— Start of RECORD EXCERPTS —

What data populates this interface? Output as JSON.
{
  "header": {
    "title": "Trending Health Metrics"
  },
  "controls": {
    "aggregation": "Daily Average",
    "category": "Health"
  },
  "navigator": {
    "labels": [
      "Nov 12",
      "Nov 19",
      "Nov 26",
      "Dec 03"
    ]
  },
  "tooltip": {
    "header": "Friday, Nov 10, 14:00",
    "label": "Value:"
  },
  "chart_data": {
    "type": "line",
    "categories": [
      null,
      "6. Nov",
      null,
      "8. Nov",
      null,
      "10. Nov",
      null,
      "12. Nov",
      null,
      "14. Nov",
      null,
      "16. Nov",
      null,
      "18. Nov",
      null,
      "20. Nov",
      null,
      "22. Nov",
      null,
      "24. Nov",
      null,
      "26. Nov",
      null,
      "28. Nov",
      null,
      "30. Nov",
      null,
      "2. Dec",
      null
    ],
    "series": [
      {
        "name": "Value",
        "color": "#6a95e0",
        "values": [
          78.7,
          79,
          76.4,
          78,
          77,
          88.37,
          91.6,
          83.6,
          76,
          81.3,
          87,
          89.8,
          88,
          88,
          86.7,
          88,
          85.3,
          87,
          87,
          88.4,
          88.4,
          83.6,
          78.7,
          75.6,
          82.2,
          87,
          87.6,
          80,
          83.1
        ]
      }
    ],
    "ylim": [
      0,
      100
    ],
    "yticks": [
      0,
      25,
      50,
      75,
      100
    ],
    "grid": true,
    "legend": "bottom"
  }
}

— End of RECORD EXCERPTS —

EXERCISE OBJECTIVE :: Set down the listing in full, keeping every word exactly as it is.

TASK RESULT ::
What data populates this interface? Output as JSON.
{
  "header": {
    "title": "Trending Health Metrics"
  },
  "controls": {
    "aggregation": "Daily Average",
    "category": "Health"
  },
  "navigator": {
    "labels": [
      "Nov 12",
      "Nov 19",
      "Nov 26",
      "Dec 03"
    ]
  },
  "tooltip": {
    "header": "Friday, Nov 10, 14:00",
    "label": "Value:"
  },
  "chart_data": {
    "type": "line",
    "categories": [
      null,
      "6. Nov",
      null,
      "8. Nov",
      null,
      "10. Nov",
      null,
      "12. Nov",
      null,
      "14. Nov",
      null,
      "16. Nov",
      null,
      "18. Nov",
      null,
      "20. Nov",
      null,
      "22. Nov",
      null,
      "24. Nov",
      null,
      "26. Nov",
      null,
      "28. Nov",
      null,
      "30. Nov",
      null,
      "2. Dec",
      null
    ],
    "series": [
      {
        "name": "Value",
        "color": "#6a95e0",
        "values": [
          78.7,
          79,
          76.4,
          78,
          77,
          88.37,
          91.6,
          83.6,
          76,
          81.3,
          87,
          89.8,
          88,
          88,
          86.7,
          88,
          85.3,
          87,
          87,
          88.4,
          88.4,
          83.6,
          78.7,
          75.6,
          82.2,
          87,
          87.6,
          80,
          83.1
        ]
      }
    ],
    "ylim": [
      0,
      100
    ],
    "yticks": [
      0,
      25,
      50,
      75,
      100
    ],
    "grid": true,
    "legend": "bottom"
  }
}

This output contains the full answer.